*Exercise materials*
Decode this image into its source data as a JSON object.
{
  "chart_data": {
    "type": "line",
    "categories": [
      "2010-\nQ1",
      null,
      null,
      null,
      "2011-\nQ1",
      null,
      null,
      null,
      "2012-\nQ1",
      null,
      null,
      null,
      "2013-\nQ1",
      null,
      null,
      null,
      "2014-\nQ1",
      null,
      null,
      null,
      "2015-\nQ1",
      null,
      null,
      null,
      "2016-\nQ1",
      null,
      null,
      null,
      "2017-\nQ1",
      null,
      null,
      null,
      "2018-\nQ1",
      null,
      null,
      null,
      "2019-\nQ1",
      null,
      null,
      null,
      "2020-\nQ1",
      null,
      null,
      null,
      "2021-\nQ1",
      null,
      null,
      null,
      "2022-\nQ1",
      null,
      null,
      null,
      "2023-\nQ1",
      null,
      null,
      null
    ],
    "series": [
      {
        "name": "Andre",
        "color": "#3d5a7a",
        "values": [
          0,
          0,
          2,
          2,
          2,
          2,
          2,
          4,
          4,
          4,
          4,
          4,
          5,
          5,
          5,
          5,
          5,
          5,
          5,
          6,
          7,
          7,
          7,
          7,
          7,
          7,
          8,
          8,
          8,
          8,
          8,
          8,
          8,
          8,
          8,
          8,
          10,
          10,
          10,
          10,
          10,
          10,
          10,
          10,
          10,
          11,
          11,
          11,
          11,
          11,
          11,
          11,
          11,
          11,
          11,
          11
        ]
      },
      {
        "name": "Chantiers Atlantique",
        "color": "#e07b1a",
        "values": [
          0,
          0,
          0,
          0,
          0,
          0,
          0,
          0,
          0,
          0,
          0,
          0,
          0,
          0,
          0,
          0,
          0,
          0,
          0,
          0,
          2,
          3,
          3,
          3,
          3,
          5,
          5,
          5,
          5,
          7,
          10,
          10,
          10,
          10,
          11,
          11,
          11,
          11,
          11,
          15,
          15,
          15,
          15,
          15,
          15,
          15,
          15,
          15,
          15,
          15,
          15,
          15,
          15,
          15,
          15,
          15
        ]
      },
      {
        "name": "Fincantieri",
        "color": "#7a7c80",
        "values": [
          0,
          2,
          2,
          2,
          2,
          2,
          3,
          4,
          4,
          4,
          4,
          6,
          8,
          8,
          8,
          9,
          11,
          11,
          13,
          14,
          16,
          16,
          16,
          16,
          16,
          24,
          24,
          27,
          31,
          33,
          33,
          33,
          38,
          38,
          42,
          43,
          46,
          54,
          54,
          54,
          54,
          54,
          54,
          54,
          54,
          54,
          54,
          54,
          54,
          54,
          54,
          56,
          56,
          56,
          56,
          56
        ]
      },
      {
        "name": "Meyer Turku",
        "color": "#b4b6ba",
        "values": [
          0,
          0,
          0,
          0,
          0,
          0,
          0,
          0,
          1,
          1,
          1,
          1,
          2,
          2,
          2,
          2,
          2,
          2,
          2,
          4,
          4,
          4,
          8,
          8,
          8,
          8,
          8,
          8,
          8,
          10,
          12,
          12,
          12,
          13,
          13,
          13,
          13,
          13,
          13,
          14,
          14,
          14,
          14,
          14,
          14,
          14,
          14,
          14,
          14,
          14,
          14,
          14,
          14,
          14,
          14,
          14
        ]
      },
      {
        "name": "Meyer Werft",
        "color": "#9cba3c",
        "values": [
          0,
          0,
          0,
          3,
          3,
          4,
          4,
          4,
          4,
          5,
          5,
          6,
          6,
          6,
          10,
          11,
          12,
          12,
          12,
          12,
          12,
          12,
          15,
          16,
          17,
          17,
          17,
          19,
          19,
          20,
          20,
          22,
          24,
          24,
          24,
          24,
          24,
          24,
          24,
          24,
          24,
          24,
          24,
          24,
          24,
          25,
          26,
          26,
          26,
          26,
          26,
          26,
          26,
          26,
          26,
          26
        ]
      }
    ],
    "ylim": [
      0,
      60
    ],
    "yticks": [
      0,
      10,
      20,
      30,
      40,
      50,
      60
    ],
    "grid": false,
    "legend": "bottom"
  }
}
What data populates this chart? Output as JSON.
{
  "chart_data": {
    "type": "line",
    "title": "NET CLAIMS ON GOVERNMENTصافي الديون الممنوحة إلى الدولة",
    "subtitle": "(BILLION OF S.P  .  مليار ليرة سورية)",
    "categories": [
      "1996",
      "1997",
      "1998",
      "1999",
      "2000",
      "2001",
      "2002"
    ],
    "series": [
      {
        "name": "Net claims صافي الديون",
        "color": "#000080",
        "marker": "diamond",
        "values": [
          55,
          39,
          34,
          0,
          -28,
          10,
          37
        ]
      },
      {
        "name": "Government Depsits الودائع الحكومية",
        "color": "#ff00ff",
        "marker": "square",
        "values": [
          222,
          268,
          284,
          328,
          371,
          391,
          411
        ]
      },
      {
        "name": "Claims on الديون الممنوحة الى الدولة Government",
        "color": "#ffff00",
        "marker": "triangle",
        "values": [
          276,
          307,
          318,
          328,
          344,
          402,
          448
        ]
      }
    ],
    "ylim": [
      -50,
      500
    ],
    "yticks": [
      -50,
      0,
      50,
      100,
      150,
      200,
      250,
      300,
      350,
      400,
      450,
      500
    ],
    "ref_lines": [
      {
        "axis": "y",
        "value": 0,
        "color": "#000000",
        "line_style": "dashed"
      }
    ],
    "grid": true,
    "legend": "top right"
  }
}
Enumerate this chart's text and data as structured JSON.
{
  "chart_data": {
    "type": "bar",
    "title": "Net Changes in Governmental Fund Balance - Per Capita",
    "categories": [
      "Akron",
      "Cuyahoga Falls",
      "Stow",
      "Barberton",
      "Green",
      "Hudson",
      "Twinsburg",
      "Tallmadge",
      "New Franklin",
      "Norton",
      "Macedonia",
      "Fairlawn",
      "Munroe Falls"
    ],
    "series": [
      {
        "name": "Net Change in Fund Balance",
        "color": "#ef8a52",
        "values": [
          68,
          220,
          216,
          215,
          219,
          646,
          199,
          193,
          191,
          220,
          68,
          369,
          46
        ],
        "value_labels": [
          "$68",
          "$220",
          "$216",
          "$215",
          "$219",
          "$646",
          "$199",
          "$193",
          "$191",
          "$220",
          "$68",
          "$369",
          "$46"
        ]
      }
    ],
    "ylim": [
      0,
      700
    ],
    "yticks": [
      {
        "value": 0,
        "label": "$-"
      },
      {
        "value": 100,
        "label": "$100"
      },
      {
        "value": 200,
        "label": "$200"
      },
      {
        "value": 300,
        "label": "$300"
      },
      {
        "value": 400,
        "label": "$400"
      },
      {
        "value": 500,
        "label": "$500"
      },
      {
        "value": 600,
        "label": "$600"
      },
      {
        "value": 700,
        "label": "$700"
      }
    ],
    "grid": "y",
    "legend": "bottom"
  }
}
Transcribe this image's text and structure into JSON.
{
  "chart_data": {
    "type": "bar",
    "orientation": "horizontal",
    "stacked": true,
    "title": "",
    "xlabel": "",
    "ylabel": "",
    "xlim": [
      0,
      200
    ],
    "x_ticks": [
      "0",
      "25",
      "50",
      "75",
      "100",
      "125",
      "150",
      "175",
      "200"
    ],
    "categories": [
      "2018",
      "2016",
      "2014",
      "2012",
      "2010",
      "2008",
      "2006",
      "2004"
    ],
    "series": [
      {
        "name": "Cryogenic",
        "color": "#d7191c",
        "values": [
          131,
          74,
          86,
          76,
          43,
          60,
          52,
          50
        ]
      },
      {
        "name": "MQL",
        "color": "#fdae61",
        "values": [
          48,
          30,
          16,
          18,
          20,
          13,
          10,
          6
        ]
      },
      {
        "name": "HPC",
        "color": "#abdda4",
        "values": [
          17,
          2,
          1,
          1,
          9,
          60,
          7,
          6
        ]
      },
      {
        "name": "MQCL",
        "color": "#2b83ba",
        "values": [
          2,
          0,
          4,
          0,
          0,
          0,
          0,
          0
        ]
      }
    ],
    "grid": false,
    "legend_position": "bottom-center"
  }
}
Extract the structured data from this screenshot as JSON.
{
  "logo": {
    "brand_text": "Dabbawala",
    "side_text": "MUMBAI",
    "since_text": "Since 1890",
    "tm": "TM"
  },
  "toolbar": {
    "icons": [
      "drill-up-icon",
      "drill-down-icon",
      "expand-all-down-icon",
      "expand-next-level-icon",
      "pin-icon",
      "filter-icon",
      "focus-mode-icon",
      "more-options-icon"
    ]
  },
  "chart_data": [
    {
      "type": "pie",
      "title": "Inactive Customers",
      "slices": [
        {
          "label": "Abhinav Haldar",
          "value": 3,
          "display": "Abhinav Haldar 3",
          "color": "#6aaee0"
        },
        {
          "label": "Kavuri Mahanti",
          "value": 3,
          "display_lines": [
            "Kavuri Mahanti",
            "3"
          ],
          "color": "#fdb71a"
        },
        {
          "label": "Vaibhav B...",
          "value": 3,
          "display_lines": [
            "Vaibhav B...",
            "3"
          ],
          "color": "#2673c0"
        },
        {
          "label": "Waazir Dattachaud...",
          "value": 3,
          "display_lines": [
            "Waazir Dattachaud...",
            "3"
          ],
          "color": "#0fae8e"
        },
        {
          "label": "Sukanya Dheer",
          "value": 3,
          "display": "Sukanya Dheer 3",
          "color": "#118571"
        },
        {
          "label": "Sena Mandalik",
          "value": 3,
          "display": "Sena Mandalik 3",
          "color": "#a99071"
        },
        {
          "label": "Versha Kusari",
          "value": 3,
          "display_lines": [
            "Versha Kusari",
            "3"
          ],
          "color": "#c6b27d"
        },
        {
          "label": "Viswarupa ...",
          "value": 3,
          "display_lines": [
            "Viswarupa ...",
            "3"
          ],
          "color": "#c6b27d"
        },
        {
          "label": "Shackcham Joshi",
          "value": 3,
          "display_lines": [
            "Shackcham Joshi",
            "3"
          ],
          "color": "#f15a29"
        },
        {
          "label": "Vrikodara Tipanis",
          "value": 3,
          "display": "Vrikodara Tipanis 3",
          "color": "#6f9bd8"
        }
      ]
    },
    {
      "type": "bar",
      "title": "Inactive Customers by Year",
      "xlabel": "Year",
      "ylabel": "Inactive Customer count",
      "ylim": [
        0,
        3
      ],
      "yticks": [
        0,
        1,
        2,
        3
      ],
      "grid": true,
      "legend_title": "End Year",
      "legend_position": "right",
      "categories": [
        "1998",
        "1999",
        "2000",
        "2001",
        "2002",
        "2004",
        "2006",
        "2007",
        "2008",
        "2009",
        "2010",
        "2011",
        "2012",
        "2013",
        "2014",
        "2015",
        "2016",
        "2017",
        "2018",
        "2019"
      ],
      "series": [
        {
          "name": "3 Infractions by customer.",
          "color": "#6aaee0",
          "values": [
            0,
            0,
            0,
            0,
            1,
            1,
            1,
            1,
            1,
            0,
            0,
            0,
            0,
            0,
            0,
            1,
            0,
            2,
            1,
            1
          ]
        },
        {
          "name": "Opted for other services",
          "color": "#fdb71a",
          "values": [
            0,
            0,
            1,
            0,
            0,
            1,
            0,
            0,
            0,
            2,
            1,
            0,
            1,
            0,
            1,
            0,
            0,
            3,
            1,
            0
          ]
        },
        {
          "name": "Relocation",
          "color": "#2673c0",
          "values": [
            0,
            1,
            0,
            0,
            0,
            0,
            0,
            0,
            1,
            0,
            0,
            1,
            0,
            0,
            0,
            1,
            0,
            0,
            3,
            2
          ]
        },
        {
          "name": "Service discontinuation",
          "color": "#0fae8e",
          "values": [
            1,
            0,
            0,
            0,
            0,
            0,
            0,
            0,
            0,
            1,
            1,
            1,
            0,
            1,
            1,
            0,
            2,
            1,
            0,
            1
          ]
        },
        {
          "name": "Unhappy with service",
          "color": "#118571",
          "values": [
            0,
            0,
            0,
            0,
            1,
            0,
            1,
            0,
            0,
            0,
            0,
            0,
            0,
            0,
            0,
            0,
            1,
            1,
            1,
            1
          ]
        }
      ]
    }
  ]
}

*What is required*
Tell how many lines of the material above hold "ylabel", answering with a bare number.

*Answer to the exercise*
2